Record excerpts =>

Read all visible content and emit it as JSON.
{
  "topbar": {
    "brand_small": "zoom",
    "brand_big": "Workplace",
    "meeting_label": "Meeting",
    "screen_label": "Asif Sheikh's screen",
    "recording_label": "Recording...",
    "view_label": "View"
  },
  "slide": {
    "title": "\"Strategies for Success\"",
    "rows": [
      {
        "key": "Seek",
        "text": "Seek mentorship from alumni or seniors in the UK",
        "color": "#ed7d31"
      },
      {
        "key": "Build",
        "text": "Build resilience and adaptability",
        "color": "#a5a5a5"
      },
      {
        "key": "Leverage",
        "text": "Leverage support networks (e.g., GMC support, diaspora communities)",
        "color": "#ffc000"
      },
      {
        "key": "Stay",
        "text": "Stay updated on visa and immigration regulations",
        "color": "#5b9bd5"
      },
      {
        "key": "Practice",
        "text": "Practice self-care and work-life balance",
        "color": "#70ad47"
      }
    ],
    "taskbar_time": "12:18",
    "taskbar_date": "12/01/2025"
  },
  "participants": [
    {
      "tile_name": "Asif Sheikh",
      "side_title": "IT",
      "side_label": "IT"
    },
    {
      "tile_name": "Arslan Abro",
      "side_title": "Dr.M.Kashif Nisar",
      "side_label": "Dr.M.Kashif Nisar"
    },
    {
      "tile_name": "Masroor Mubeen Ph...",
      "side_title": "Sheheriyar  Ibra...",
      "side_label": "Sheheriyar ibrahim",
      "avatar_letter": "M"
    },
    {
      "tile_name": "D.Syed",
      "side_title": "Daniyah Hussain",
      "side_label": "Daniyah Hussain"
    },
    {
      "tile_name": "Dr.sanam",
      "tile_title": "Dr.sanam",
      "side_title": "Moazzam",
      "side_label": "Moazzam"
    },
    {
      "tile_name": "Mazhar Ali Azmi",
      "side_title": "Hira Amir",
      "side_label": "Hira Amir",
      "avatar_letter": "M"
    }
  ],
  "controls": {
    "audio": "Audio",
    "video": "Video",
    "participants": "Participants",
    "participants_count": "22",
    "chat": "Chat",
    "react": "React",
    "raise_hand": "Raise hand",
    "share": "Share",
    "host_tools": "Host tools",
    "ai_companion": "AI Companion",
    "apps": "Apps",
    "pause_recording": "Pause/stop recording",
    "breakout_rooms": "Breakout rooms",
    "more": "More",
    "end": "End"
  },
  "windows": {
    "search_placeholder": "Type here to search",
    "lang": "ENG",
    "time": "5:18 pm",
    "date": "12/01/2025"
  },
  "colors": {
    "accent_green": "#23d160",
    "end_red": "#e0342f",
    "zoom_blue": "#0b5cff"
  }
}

What to work on =>
Write the whole listing out again. Keep every line exactly as it is.

Response for this exercise =>
Read all visible content and emit it as JSON.
{
  "topbar": {
    "brand_small": "zoom",
    "brand_big": "Workplace",
    "meeting_label": "Meeting",
    "screen_label": "Asif Sheikh's screen",
    "recording_label": "Recording...",
    "view_label": "View"
  },
  "slide": {
    "title": "\"Strategies for Success\"",
    "rows": [
      {
        "key": "Seek",
        "text": "Seek mentorship from alumni or seniors in the UK",
        "color": "#ed7d31"
      },
      {
        "key": "Build",
        "text": "Build resilience and adaptability",
        "color": "#a5a5a5"
      },
      {
        "key": "Leverage",
        "text": "Leverage support networks (e.g., GMC support, diaspora communities)",
        "color": "#ffc000"
      },
      {
        "key": "Stay",
        "text": "Stay updated on visa and immigration regulations",
        "color": "#5b9bd5"
      },
      {
        "key": "Practice",
        "text": "Practice self-care and work-life balance",
        "color": "#70ad47"
      }
    ],
    "taskbar_time": "12:18",
    "taskbar_date": "12/01/2025"
  },
  "participants": [
    {
      "tile_name": "Asif Sheikh",
      "side_title": "IT",
      "side_label": "IT"
    },
    {
      "tile_name": "Arslan Abro",
      "side_title": "Dr.M.Kashif Nisar",
      "side_label": "Dr.M.Kashif Nisar"
    },
    {
      "tile_name": "Masroor Mubeen Ph...",
      "side_title": "Sheheriyar  Ibra...",
      "side_label": "Sheheriyar ibrahim",
      "avatar_letter": "M"
    },
    {
      "tile_name": "D.Syed",
      "side_title": "Daniyah Hussain",
      "side_label": "Daniyah Hussain"
    },
    {
      "tile_name": "Dr.sanam",
      "tile_title": "Dr.sanam",
      "side_title": "Moazzam",
      "side_label": "Moazzam"
    },
    {
      "tile_name": "Mazhar Ali Azmi",
      "side_title": "Hira Amir",
      "side_label": "Hira Amir",
      "avatar_letter": "M"
    }
  ],
  "controls": {
    "audio": "Audio",
    "video": "Video",
    "participants": "Participants",
    "participants_count": "22",
    "chat": "Chat",
    "react": "React",
    "raise_hand": "Raise hand",
    "share": "Share",
    "host_tools": "Host tools",
    "ai_companion": "AI Companion",
    "apps": "Apps",
    "pause_recording": "Pause/stop recording",
    "breakout_rooms": "Breakout rooms",
    "more": "More",
    "end": "End"
  },
  "windows": {
    "search_placeholder": "Type here to search",
    "lang": "ENG",
    "time": "5:18 pm",
    "date": "12/01/2025"
  },
  "colors": {
    "accent_green": "#23d160",
    "end_red": "#e0342f",
    "zoom_blue": "#0b5cff"
  }
}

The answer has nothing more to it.